| Exercise aim |
Take every line from the material that has the word "sccm" in it.

| Raw data |
□ □ □ □ □

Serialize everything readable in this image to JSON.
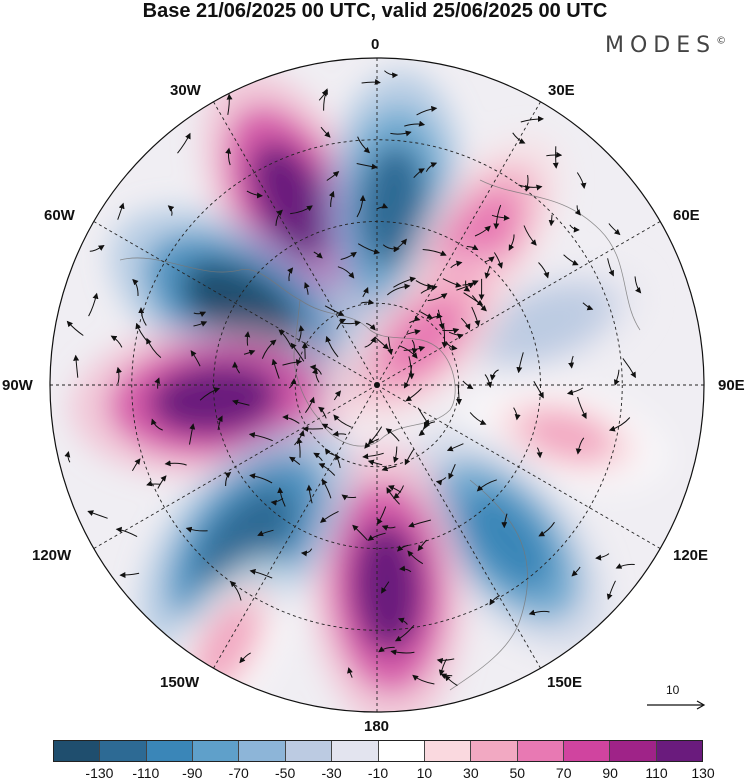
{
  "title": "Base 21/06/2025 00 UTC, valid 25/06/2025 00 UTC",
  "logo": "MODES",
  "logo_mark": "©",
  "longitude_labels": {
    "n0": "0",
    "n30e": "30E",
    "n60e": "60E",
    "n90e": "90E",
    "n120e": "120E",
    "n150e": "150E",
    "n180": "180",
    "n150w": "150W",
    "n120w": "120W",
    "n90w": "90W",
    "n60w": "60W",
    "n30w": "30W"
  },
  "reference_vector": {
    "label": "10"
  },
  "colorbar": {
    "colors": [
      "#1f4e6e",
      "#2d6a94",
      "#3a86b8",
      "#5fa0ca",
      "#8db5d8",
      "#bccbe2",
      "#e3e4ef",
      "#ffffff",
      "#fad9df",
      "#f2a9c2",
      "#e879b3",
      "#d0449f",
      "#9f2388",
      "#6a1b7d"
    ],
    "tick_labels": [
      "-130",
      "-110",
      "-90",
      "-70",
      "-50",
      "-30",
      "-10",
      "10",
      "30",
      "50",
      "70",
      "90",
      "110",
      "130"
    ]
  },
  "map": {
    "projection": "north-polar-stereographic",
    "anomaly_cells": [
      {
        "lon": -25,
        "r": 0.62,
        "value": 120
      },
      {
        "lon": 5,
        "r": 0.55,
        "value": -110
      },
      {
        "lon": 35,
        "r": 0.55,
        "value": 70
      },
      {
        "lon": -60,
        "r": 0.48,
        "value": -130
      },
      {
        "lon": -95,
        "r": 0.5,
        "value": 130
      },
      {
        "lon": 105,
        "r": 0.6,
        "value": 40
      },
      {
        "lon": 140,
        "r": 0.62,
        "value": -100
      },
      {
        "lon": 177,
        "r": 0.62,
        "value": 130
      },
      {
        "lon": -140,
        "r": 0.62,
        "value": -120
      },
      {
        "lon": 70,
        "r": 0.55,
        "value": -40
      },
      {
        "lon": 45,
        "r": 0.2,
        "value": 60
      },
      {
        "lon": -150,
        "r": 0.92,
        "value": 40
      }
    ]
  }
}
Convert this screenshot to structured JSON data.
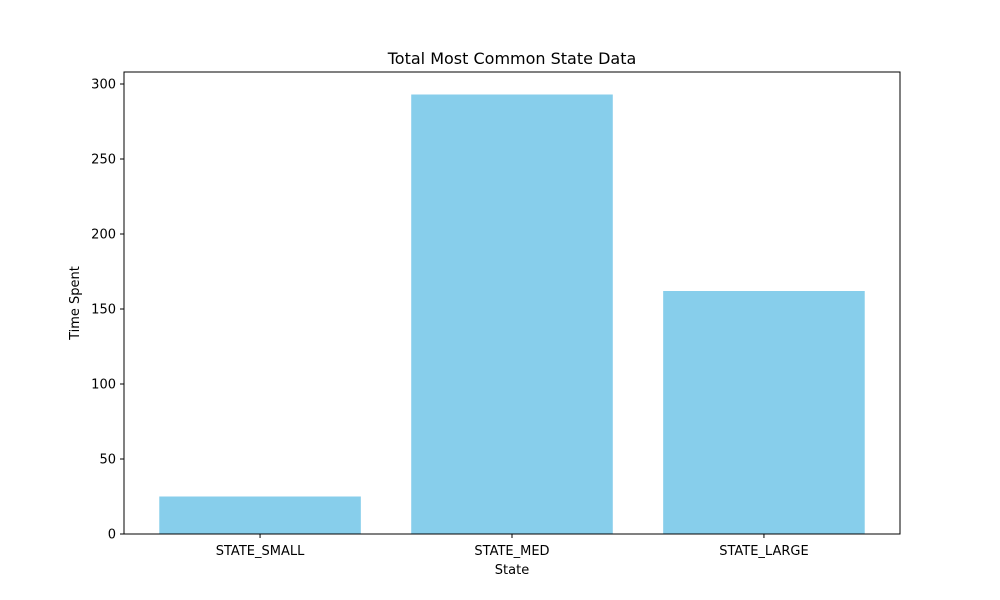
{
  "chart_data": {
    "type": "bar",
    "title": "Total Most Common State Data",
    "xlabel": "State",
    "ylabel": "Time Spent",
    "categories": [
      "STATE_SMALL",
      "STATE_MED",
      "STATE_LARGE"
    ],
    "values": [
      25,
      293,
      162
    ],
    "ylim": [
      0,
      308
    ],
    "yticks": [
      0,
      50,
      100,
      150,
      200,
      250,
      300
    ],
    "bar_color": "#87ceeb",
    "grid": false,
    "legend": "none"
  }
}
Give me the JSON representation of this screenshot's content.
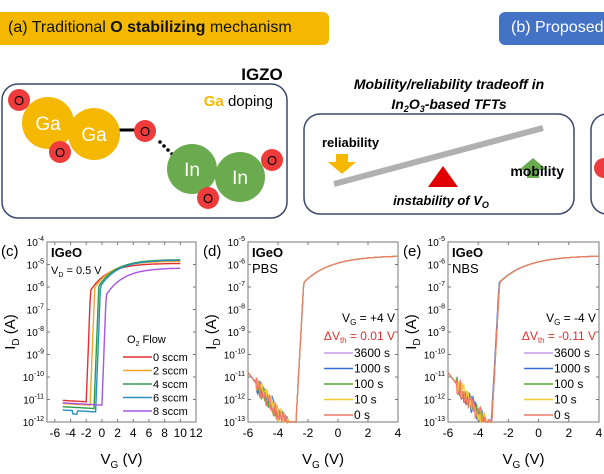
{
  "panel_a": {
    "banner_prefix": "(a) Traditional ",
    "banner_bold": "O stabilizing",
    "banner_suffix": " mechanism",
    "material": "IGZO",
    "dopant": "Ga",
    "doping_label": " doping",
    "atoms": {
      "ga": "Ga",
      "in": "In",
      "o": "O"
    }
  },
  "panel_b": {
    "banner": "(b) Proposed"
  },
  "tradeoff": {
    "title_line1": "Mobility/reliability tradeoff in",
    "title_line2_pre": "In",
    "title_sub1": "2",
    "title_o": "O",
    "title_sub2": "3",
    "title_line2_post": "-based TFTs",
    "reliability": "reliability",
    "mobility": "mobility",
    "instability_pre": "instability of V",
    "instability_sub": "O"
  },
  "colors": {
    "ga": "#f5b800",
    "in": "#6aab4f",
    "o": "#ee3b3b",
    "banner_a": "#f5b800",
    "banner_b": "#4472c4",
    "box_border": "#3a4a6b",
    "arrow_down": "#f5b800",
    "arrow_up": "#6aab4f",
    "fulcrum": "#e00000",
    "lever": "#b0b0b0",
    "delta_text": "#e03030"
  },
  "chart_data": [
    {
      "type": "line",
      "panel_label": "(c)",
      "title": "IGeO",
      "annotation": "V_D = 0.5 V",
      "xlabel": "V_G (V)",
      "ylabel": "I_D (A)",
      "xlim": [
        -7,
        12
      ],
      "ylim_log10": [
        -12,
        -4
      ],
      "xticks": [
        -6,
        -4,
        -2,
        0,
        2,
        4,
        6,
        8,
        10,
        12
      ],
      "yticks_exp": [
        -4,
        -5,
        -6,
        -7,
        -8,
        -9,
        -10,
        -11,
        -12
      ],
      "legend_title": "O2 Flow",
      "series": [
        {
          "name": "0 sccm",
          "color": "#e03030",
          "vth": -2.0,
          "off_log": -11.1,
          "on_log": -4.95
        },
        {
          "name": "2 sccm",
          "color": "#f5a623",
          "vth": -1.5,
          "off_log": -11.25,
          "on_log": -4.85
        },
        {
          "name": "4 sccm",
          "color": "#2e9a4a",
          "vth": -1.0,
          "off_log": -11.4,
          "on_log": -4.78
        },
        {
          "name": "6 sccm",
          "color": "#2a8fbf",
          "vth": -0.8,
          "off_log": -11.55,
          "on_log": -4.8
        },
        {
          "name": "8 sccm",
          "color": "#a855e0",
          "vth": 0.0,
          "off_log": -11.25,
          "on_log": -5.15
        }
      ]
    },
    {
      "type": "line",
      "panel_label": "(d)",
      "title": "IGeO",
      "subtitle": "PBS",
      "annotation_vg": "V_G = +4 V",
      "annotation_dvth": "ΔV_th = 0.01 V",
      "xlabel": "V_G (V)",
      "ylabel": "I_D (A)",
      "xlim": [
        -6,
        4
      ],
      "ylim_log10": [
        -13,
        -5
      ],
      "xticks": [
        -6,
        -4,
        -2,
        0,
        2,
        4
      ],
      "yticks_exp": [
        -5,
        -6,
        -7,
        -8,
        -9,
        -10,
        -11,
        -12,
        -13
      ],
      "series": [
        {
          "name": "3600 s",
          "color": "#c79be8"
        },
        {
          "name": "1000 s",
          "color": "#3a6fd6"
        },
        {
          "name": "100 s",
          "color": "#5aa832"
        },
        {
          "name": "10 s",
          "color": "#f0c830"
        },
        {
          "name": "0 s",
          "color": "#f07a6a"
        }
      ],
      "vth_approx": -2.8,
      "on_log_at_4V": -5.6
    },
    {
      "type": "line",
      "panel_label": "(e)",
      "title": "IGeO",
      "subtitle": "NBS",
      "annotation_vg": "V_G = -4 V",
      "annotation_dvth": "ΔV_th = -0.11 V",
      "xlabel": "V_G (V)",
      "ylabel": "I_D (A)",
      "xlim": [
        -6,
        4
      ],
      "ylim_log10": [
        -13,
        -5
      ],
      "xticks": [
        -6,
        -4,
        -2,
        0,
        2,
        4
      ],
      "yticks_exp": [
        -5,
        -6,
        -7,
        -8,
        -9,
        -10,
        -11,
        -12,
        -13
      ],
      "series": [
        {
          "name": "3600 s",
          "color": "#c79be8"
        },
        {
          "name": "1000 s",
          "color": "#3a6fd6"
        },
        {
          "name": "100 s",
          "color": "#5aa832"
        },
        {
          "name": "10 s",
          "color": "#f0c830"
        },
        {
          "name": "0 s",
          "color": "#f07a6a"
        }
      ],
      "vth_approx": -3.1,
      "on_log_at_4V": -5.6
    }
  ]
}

□ □ □ □ □

| Answer to the problem |
          "name": "0 sccm",
          "name": "2 sccm",
          "name": "4 sccm",
          "name": "6 sccm",
          "name": "8 sccm",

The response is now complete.